**STATED PROBLEM:** Check each line of the listing for the word "miliardi" and report how many lines contain it, giving nothing but the number.

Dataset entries
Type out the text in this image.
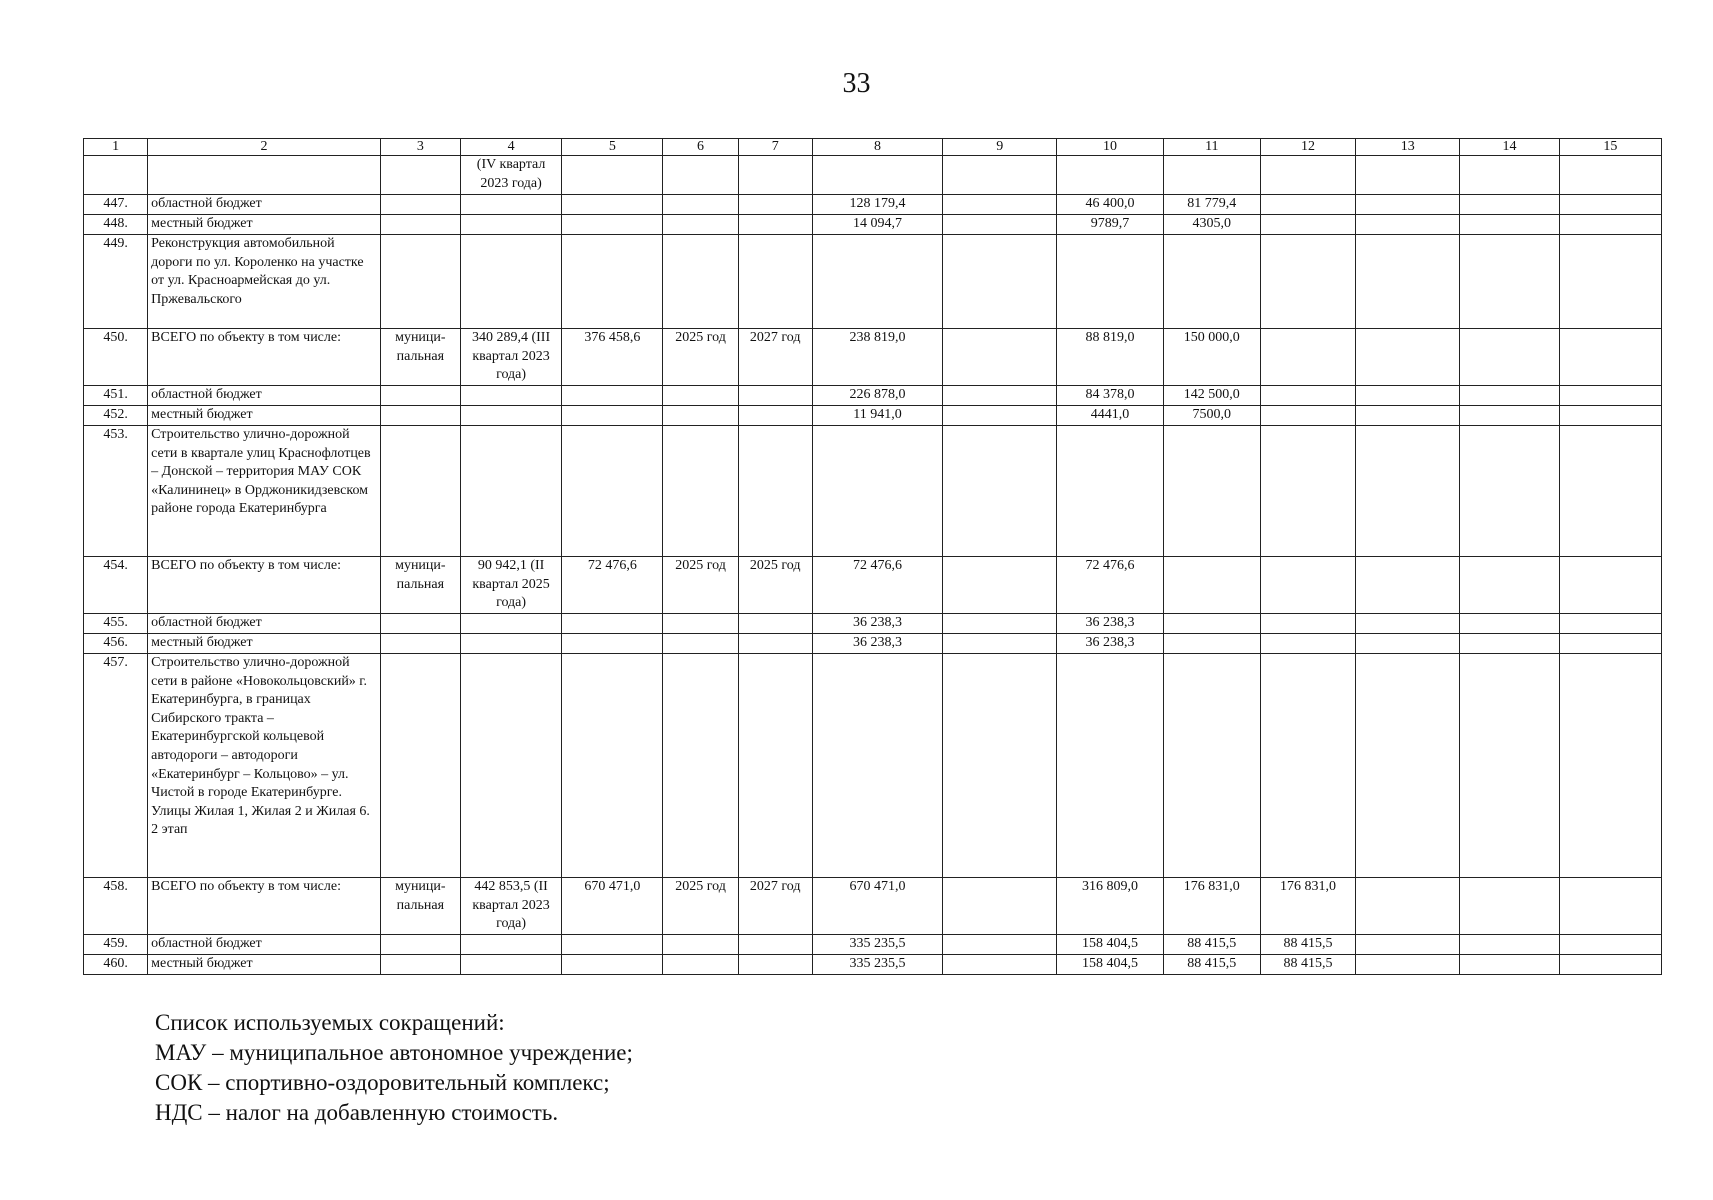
33
1	2	3	4	5	6	7	8	9	10	11	12	13	14	15
			(IV квартал 2023 года)											
447.	областной бюджет						128 179,4		46 400,0	81 779,4				
448.	местный бюджет						14 094,7		9789,7	4305,0				
449.	Реконструкция автомобильной дороги по ул. Короленко на участке от ул. Красноармейская до ул. Пржевальского													
450.	ВСЕГО по объекту в том числе:	муници-пальная	340 289,4 (III квартал 2023 года)	376 458,6	2025 год	2027 год	238 819,0		88 819,0	150 000,0				
451.	областной бюджет						226 878,0		84 378,0	142 500,0				
452.	местный бюджет						11 941,0		4441,0	7500,0				
453.	Строительство улично-дорожной сети в квартале улиц Краснофлотцев – Донской – территория МАУ СОК «Калининец» в Орджоникидзевском районе города Екатеринбурга													
454.	ВСЕГО по объекту в том числе:	муници-пальная	90 942,1 (II квартал 2025 года)	72 476,6	2025 год	2025 год	72 476,6		72 476,6					
455.	областной бюджет						36 238,3		36 238,3					
456.	местный бюджет						36 238,3		36 238,3					
457.	Строительство улично-дорожной сети в районе «Новокольцовский» г. Екатеринбурга, в границах Сибирского тракта – Екатеринбургской кольцевой автодороги – автодороги «Екатеринбург – Кольцово» – ул. Чистой в городе Екатеринбурге. Улицы Жилая 1, Жилая 2 и Жилая 6. 2 этап													
458.	ВСЕГО по объекту в том числе:	муници-пальная	442 853,5 (II квартал 2023 года)	670 471,0	2025 год	2027 год	670 471,0		316 809,0	176 831,0	176 831,0			
459.	областной бюджет						335 235,5		158 404,5	88 415,5	88 415,5			
460.	местный бюджет						335 235,5		158 404,5	88 415,5	88 415,5			
Список используемых сокращений:
МАУ – муниципальное автономное учреждение;
СОК – спортивно-оздоровительный комплекс;
НДС – налог на добавленную стоимость.
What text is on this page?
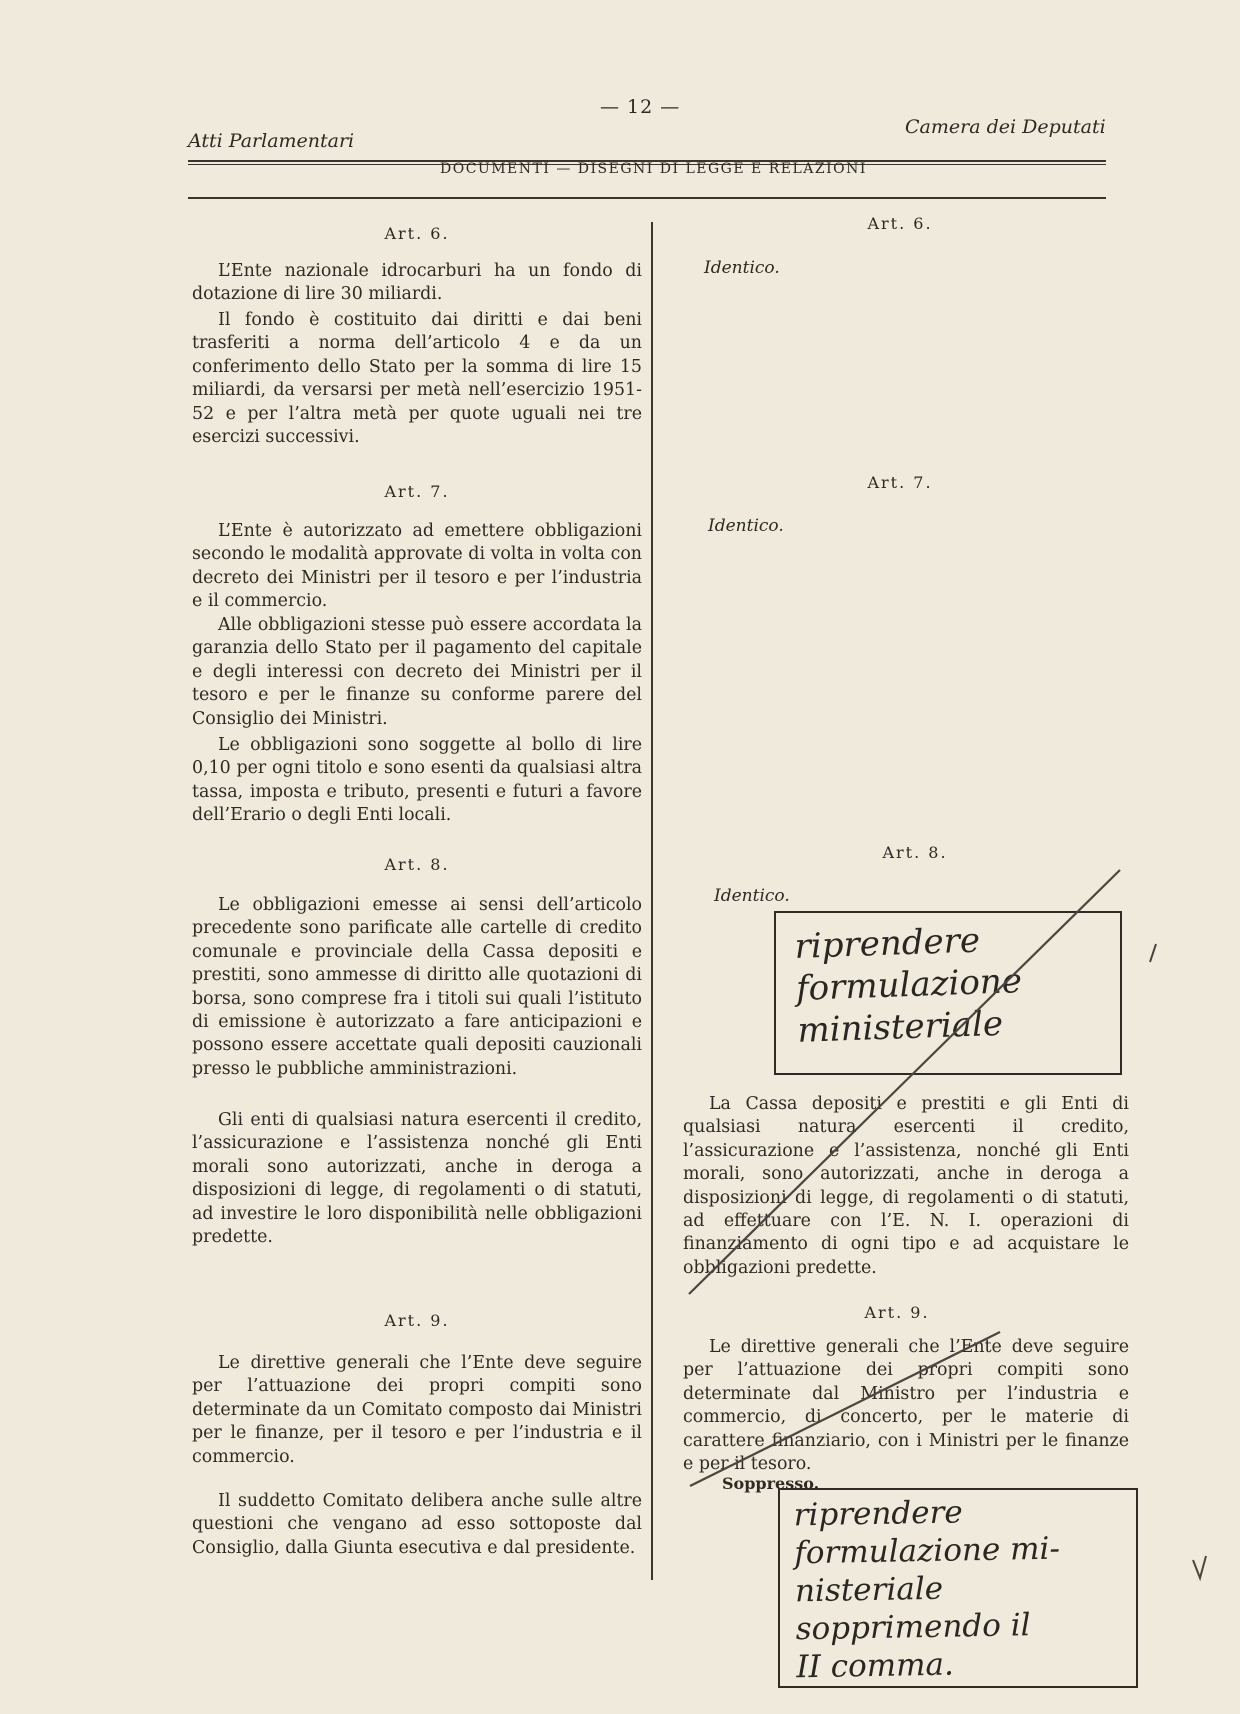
— 12 —
Atti Parlamentari
Camera dei Deputati
DOCUMENTI — DISEGNI DI LEGGE E RELAZIONI
Art. 6.
L’Ente nazionale idrocarburi ha un fondo di dotazione di lire 30 miliardi.
Il fondo è costituito dai diritti e dai beni trasferiti a norma dell’articolo 4 e da un conferimento dello Stato per la somma di lire 15 miliardi, da versarsi per metà nell’esercizio 1951-52 e per l’altra metà per quote uguali nei tre esercizi successivi.
Art. 7.
L’Ente è autorizzato ad emettere obbligazioni secondo le modalità approvate di volta in volta con decreto dei Ministri per il tesoro e per l’industria e il commercio.
Alle obbligazioni stesse può essere accordata la garanzia dello Stato per il pagamento del capitale e degli interessi con decreto dei Ministri per il tesoro e per le finanze su conforme parere del Consiglio dei Ministri.
Le obbligazioni sono soggette al bollo di lire 0,10 per ogni titolo e sono esenti da qualsiasi altra tassa, imposta e tributo, presenti e futuri a favore dell’Erario o degli Enti locali.
Art. 8.
Le obbligazioni emesse ai sensi dell’articolo precedente sono parificate alle cartelle di credito comunale e provinciale della Cassa depositi e prestiti, sono ammesse di diritto alle quotazioni di borsa, sono comprese fra i titoli sui quali l’istituto di emissione è autorizzato a fare anticipazioni e possono essere accettate quali depositi cauzionali presso le pubbliche amministrazioni.
Gli enti di qualsiasi natura esercenti il credito, l’assicurazione e l’assistenza nonché gli Enti morali sono autorizzati, anche in deroga a disposizioni di legge, di regolamenti o di statuti, ad investire le loro disponibilità nelle obbligazioni predette.
Art. 9.
Le direttive generali che l’Ente deve seguire per l’attuazione dei propri compiti sono determinate da un Comitato composto dai Ministri per le finanze, per il tesoro e per l’industria e il commercio.
Il suddetto Comitato delibera anche sulle altre questioni che vengano ad esso sottoposte dal Consiglio, dalla Giunta esecutiva e dal presidente.
Art. 6.
Identico.
Art. 7.
Identico.
Art. 8.
Identico.
riprendere
formulazione
ministeriale
La Cassa depositi e prestiti e gli Enti di qualsiasi natura esercenti il credito, l’assicurazione e l’assistenza, nonché gli Enti morali, sono autorizzati, anche in deroga a disposizioni di legge, di regolamenti o di statuti, ad effettuare con l’E. N. I. operazioni di finanziamento di ogni tipo e ad acquistare le obbligazioni predette.
Art. 9.
Le direttive generali che l’Ente deve seguire per l’attuazione dei propri compiti sono determinate dal Ministro per l’industria e commercio, di concerto, per le materie di carattere finanziario, con i Ministri per le finanze e per il tesoro.
Soppresso.
riprendere
formulazione mi-
nisteriale
sopprimendo il
II comma.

**RESPONSE TO THE EXERCISE:** 2